-- Requirements --
Pull each line containing "down" out of the data and copy it.

-- Task input --
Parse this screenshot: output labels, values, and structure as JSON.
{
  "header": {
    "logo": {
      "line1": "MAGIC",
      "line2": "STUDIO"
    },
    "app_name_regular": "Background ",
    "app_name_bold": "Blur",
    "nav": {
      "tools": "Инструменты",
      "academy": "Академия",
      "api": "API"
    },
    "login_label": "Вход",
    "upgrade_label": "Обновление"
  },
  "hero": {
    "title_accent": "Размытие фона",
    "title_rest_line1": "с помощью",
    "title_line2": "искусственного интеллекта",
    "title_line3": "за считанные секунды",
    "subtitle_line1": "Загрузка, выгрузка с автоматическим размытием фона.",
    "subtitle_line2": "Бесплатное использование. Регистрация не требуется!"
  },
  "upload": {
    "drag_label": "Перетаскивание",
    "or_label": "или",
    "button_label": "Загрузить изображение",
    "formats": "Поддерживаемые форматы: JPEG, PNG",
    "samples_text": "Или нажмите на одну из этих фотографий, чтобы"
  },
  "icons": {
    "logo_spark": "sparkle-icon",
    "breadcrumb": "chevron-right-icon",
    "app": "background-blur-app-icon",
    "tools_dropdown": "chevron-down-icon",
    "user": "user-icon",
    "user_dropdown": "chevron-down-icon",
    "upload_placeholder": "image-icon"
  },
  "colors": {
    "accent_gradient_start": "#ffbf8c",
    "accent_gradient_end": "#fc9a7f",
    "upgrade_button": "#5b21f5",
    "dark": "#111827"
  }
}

-- Worked answer --
    "tools_dropdown": "chevron-down-icon",
    "user_dropdown": "chevron-down-icon",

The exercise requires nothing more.